The required result is the exact run of lines beginning at the one containing "Convert this screenshot" and ending at the last line of the entries.

[begin Data]

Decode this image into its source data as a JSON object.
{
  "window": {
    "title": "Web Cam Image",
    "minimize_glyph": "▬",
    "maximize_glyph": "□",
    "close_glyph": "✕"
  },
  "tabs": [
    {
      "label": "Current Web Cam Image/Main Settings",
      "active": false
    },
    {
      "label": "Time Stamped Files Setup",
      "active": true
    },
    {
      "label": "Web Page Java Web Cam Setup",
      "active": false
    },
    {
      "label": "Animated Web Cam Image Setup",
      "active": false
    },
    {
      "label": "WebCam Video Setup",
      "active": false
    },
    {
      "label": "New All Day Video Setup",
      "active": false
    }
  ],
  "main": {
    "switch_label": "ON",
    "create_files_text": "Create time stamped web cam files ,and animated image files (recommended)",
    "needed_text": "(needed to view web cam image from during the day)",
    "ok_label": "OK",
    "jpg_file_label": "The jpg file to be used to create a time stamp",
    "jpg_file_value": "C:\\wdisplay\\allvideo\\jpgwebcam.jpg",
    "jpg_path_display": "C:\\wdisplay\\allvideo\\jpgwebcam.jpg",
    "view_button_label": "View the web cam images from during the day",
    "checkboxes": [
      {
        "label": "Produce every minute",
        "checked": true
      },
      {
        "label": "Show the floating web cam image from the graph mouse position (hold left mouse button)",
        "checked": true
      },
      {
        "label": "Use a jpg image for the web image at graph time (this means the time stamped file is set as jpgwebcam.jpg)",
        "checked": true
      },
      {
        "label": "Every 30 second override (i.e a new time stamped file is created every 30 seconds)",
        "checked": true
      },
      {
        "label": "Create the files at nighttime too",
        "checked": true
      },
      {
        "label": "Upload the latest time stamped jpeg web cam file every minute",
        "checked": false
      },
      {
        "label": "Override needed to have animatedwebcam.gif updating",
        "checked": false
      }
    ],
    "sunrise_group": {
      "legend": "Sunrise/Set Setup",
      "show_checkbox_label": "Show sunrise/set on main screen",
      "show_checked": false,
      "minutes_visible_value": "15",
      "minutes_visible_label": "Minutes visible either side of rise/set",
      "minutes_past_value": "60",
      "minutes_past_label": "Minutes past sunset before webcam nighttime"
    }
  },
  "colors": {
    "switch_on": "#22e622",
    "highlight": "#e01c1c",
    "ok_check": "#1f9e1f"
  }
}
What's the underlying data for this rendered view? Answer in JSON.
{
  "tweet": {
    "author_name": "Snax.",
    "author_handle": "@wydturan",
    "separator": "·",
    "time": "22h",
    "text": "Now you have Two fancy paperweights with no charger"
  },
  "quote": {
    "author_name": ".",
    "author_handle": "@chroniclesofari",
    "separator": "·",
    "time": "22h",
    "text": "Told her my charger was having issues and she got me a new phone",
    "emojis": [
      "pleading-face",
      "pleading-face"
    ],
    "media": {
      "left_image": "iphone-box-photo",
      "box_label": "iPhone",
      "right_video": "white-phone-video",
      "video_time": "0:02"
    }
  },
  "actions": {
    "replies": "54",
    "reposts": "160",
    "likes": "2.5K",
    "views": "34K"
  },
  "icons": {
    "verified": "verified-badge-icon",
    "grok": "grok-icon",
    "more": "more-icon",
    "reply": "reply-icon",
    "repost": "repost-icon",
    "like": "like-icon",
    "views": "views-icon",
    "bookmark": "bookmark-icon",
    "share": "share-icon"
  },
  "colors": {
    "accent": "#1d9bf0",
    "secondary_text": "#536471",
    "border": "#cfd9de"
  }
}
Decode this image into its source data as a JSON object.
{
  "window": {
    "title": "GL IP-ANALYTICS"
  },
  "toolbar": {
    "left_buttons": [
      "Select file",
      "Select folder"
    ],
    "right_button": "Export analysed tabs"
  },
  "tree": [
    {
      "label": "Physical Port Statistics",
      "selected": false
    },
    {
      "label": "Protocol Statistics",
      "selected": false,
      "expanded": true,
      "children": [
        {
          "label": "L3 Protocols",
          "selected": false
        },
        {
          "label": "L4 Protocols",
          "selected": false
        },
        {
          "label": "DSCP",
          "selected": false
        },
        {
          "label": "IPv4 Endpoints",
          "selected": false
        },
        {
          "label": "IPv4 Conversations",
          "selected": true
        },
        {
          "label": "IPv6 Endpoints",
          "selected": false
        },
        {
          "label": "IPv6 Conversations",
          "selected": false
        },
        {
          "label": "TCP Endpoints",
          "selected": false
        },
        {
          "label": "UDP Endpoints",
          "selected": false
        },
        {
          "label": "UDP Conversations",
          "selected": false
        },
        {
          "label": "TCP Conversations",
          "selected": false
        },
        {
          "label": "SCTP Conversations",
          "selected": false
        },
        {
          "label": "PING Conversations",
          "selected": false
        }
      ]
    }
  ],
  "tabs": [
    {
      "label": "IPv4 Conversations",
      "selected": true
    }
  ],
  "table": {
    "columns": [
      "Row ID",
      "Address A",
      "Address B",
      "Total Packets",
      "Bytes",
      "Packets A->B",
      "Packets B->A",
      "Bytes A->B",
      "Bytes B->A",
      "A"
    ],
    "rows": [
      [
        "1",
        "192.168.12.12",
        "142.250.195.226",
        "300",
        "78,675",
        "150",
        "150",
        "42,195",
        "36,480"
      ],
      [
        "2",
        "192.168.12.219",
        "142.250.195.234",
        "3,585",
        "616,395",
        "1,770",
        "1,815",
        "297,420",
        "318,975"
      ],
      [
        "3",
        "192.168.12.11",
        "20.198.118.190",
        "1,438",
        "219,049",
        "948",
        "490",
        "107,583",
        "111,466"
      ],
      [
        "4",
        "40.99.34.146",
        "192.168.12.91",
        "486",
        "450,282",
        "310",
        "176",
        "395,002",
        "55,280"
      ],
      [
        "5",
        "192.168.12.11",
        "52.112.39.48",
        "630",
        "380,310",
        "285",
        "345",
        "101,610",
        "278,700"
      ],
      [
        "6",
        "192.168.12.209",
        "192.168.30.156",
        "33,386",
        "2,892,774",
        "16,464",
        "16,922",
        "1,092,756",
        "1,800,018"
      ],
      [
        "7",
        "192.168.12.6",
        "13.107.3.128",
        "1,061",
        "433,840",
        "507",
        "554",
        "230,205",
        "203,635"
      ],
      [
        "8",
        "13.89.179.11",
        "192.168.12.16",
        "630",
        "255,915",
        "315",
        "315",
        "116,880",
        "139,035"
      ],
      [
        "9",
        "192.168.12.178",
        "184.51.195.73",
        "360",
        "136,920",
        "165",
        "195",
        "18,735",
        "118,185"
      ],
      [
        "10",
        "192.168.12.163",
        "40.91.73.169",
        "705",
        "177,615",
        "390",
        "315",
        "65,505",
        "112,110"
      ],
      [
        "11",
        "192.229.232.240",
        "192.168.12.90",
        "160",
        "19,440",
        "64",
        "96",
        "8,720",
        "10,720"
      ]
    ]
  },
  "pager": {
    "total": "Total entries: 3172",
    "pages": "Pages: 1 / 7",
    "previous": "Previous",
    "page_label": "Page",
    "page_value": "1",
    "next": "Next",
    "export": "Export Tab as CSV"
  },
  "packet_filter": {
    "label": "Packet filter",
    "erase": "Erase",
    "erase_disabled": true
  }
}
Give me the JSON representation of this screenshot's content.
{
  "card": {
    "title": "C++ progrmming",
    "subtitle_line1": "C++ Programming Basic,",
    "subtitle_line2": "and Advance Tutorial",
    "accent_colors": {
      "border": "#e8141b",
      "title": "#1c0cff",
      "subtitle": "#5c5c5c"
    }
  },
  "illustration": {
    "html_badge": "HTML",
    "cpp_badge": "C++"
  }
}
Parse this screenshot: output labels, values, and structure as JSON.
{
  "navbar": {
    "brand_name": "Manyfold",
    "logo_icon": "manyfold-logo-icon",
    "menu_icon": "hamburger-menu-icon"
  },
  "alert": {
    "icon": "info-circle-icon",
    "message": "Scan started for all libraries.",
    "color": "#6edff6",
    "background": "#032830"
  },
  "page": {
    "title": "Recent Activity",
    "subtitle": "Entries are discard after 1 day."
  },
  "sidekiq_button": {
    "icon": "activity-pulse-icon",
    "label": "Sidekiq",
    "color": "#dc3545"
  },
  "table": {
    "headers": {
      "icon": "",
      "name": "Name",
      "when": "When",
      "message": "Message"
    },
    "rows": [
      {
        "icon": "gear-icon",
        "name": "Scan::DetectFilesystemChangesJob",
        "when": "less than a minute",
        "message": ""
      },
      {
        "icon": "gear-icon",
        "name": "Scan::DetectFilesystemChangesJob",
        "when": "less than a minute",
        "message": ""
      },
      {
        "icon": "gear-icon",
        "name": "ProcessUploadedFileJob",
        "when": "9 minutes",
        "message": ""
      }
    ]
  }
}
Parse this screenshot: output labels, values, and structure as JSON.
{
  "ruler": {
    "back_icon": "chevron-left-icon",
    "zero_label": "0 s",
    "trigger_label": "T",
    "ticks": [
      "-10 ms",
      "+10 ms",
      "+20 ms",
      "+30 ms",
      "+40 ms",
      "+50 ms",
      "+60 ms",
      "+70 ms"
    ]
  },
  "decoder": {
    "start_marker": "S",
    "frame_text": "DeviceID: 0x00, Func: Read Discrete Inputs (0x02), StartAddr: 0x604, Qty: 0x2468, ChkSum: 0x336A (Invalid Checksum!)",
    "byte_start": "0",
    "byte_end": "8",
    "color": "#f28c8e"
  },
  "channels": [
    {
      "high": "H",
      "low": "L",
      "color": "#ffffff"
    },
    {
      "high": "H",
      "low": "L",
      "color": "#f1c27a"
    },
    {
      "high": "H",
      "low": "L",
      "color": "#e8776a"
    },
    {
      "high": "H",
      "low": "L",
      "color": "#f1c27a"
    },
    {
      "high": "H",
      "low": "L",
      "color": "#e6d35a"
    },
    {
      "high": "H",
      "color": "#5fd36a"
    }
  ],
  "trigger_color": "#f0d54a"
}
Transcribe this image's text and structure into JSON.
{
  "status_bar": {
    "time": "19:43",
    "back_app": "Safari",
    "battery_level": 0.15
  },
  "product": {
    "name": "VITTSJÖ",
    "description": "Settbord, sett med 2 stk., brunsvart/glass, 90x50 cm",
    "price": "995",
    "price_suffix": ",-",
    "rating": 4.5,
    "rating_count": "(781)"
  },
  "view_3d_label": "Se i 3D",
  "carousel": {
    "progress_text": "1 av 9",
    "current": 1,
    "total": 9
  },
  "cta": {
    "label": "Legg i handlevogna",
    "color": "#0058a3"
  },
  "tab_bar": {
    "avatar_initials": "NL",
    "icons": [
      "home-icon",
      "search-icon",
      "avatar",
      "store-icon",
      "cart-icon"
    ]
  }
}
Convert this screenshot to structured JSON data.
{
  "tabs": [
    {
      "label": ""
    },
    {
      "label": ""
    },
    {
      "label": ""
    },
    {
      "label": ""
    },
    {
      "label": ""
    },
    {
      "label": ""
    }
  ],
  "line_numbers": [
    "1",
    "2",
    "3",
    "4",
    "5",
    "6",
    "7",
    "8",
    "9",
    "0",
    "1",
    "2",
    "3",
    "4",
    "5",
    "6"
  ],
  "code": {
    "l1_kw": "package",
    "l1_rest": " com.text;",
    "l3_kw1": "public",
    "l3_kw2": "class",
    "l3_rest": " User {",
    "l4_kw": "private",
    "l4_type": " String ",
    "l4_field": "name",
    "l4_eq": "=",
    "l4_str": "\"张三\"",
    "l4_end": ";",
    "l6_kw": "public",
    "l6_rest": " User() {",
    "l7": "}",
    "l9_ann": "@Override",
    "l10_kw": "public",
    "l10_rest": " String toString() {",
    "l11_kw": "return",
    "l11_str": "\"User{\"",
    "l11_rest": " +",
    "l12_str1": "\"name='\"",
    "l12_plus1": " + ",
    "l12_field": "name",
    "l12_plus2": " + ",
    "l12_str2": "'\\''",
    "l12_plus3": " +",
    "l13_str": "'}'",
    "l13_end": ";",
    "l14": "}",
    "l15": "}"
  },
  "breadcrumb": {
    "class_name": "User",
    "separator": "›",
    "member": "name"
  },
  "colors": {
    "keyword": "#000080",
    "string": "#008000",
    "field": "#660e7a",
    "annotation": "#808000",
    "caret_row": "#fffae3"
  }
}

[end Data]

The result ->
Convert this screenshot to structured JSON data.
{
  "tabs": [
    {
      "label": ""
    },
    {
      "label": ""
    },
    {
      "label": ""
    },
    {
      "label": ""
    },
    {
      "label": ""
    },
    {
      "label": ""
    }
  ],
  "line_numbers": [
    "1",
    "2",
    "3",
    "4",
    "5",
    "6",
    "7",
    "8",
    "9",
    "0",
    "1",
    "2",
    "3",
    "4",
    "5",
    "6"
  ],
  "code": {
    "l1_kw": "package",
    "l1_rest": " com.text;",
    "l3_kw1": "public",
    "l3_kw2": "class",
    "l3_rest": " User {",
    "l4_kw": "private",
    "l4_type": " String ",
    "l4_field": "name",
    "l4_eq": "=",
    "l4_str": "\"张三\"",
    "l4_end": ";",
    "l6_kw": "public",
    "l6_rest": " User() {",
    "l7": "}",
    "l9_ann": "@Override",
    "l10_kw": "public",
    "l10_rest": " String toString() {",
    "l11_kw": "return",
    "l11_str": "\"User{\"",
    "l11_rest": " +",
    "l12_str1": "\"name='\"",
    "l12_plus1": " + ",
    "l12_field": "name",
    "l12_plus2": " + ",
    "l12_str2": "'\\''",
    "l12_plus3": " +",
    "l13_str": "'}'",
    "l13_end": ";",
    "l14": "}",
    "l15": "}"
  },
  "breadcrumb": {
    "class_name": "User",
    "separator": "›",
    "member": "name"
  },
  "colors": {
    "keyword": "#000080",
    "string": "#008000",
    "field": "#660e7a",
    "annotation": "#808000",
    "caret_row": "#fffae3"
  }
}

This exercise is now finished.